■ **Page text**:
=======
# new member, quick question. 30 -> 75/90 question



## jcushing (Apr 6, 2008)

my current tank is a 30 (36" wide) stocked with:

6 penguin tetras
3 rummynose tetras
4 corys with 2 more on the way once they grow bigger
1 Pleco
2 keyhole cichlids
~10 plants in the substrate, some floaters. eco complete on the bottom, gravel on top.

tank is going great so far amonia/nitrites are always 0 and nitrates no more than 10ppm.







anyway, i still wanted to get a angelfish/ram tank and i was thinkin that it might be easier in stead of having 2 very very similar tanks to combine them into one larger one. i know that all these fish have similar requirements so could they all do well together?

what i would *like * would be something like 6-10 penguins 10 rummynose, 6-8 corys, the 2 keyholes i already have, 3-4 bolivian rams 1:2 or 1:3 m/f ratio if i can, and ~6 angels.

id like to go with a 48" tank so id only be really gaining a foot of length. hopefully thats enough room to add a few rams to the keyholes/corys that i have now. my keyholes pretty much stay close to the bottom most of the time (unless they are searching for food)

also taller is better with angels so would the 90 be better or would the 75 be fine?
=======
■ **Problem A**: Copy out word for word the rows from the line with "y-axis-title: mcg/ml — [22, 237, 43, 301]" to the line with "bar — [555, 261, 587, 509]", including both of those lines.
The aquarium thread and the rows below it are unrelated to each other.
=======
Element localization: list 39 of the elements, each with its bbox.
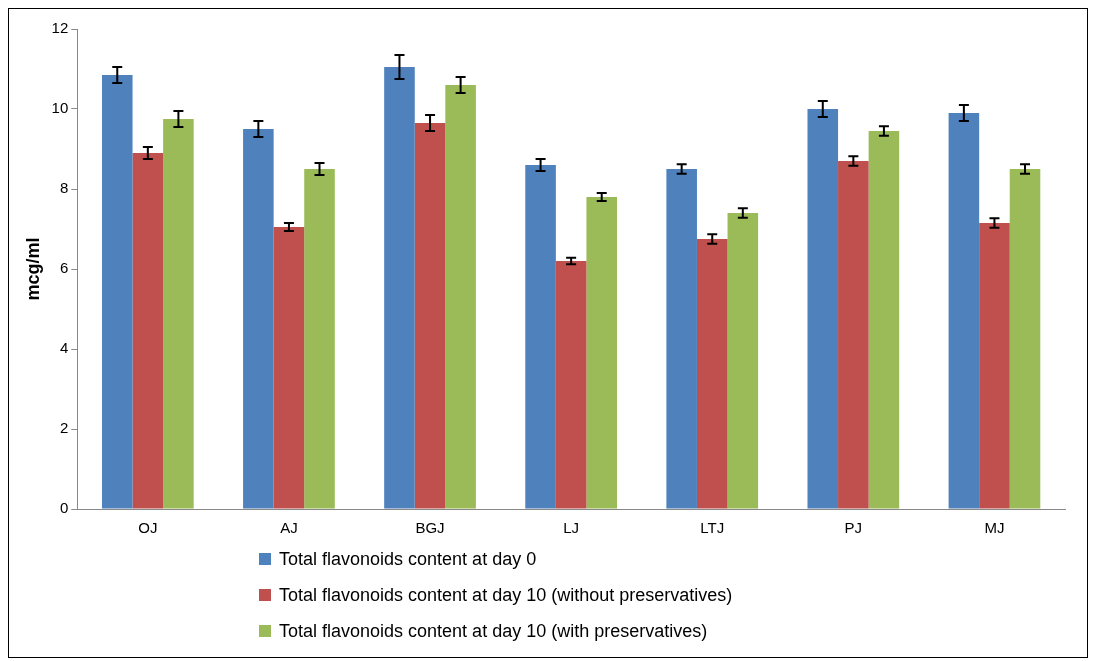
y-axis-title: mcg/ml — [22, 237, 43, 301]
y-tick-label: 0 — [59, 499, 69, 517]
bar — [304, 169, 335, 509]
legend-label: Total flavonoids content at day 0 — [279, 548, 537, 570]
x-tick-label: LTJ — [700, 519, 725, 537]
y-tick-label: 10 — [51, 99, 69, 117]
legend-label: Total flavonoids content at day 10 (without preservatives) — [279, 584, 733, 606]
bar — [132, 153, 164, 509]
x-tick-label: AJ — [280, 519, 298, 537]
bar — [1009, 169, 1041, 509]
legend-label: Total flavonoids content at day 10 (with preservatives) — [279, 620, 708, 642]
bar — [666, 169, 697, 509]
x-tick-label: PJ — [844, 519, 863, 537]
bar — [384, 67, 415, 509]
bar — [445, 85, 476, 509]
bar — [586, 197, 617, 509]
bar — [243, 129, 274, 509]
y-tick-label: 4 — [59, 339, 69, 357]
bar — [163, 119, 194, 509]
bar — [948, 113, 980, 509]
bar — [979, 223, 1010, 509]
bar — [727, 213, 759, 509]
bar — [555, 261, 587, 509]
bar — [273, 227, 305, 509]
bar — [525, 165, 556, 509]
x-tick-label: BGJ — [415, 519, 445, 537]
bar — [807, 109, 839, 509]
y-tick-label: 2 — [59, 419, 69, 437]
y-tick-label: 12 — [51, 19, 69, 37]
bar — [868, 131, 900, 509]
x-tick-label: OJ — [138, 519, 158, 537]
bar — [838, 161, 869, 509]
x-tick-label: LJ — [563, 519, 580, 537]
x-tick-label: MJ — [984, 519, 1005, 537]
y-tick-label: 6 — [59, 259, 69, 277]
bar — [414, 123, 446, 509]
bar — [696, 239, 728, 509]
bar — [101, 75, 133, 509]
y-tick-label: 8 — [59, 179, 69, 197]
=======
■ **Problem B**: Which kinds of fish does the aquarium thread list as stocked in the current 30 tank?

■ **Reply A**:
y-axis-title: mcg/ml — [22, 237, 43, 301]
y-tick-label: 0 — [59, 499, 69, 517]
bar — [304, 169, 335, 509]
legend-label: Total flavonoids content at day 0 — [279, 548, 537, 570]
x-tick-label: LTJ — [700, 519, 725, 537]
y-tick-label: 10 — [51, 99, 69, 117]
legend-label: Total flavonoids content at day 10 (without preservatives) — [279, 584, 733, 606]
bar — [132, 153, 164, 509]
x-tick-label: AJ — [280, 519, 298, 537]
bar — [1009, 169, 1041, 509]
legend-label: Total flavonoids content at day 10 (with preservatives) — [279, 620, 708, 642]
bar — [666, 169, 697, 509]
x-tick-label: PJ — [844, 519, 863, 537]
bar — [384, 67, 415, 509]
bar — [445, 85, 476, 509]
bar — [586, 197, 617, 509]
bar — [243, 129, 274, 509]
y-tick-label: 4 — [59, 339, 69, 357]
bar — [163, 119, 194, 509]
bar — [948, 113, 980, 509]
bar — [979, 223, 1010, 509]
bar — [727, 213, 759, 509]
bar — [555, 261, 587, 509]

■ **Reply B**:
- Penguin tetras
- Rummynose tetras
- Corys
- Pleco
- Keyhole cichlids